**Set task:**
Output each line of the material exactly as it stands.

**Information supplied:**
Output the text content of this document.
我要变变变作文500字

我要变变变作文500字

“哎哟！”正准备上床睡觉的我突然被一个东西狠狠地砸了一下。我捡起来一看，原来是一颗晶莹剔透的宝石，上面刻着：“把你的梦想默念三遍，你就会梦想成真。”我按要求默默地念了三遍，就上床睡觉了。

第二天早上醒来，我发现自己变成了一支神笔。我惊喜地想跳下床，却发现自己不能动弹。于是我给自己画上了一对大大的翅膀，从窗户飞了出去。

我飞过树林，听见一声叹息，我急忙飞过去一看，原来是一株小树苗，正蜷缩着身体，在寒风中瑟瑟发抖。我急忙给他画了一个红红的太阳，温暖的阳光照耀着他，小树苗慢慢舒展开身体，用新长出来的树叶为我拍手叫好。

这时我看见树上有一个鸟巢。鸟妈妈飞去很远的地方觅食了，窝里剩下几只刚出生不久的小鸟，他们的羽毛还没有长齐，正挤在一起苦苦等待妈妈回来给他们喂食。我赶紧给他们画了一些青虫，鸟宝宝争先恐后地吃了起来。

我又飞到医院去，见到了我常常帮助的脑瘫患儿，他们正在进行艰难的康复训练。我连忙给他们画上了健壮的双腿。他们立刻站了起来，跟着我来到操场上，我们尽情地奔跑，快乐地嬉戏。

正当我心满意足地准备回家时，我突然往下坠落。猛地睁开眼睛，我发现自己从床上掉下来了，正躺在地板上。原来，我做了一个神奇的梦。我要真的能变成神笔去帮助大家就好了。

**Finished exercise:**
Output the text content of this document.
我要变变变作文500字

我要变变变作文500字

“哎哟！”正准备上床睡觉的我突然被一个东西狠狠地砸了一下。我捡起来一看，原来是一颗晶莹剔透的宝石，上面刻着：“把你的梦想默念三遍，你就会梦想成真。”我按要求默默地念了三遍，就上床睡觉了。

第二天早上醒来，我发现自己变成了一支神笔。我惊喜地想跳下床，却发现自己不能动弹。于是我给自己画上了一对大大的翅膀，从窗户飞了出去。

我飞过树林，听见一声叹息，我急忙飞过去一看，原来是一株小树苗，正蜷缩着身体，在寒风中瑟瑟发抖。我急忙给他画了一个红红的太阳，温暖的阳光照耀着他，小树苗慢慢舒展开身体，用新长出来的树叶为我拍手叫好。

这时我看见树上有一个鸟巢。鸟妈妈飞去很远的地方觅食了，窝里剩下几只刚出生不久的小鸟，他们的羽毛还没有长齐，正挤在一起苦苦等待妈妈回来给他们喂食。我赶紧给他们画了一些青虫，鸟宝宝争先恐后地吃了起来。

我又飞到医院去，见到了我常常帮助的脑瘫患儿，他们正在进行艰难的康复训练。我连忙给他们画上了健壮的双腿。他们立刻站了起来，跟着我来到操场上，我们尽情地奔跑，快乐地嬉戏。

正当我心满意足地准备回家时，我突然往下坠落。猛地睁开眼睛，我发现自己从床上掉下来了，正躺在地板上。原来，我做了一个神奇的梦。我要真的能变成神笔去帮助大家就好了。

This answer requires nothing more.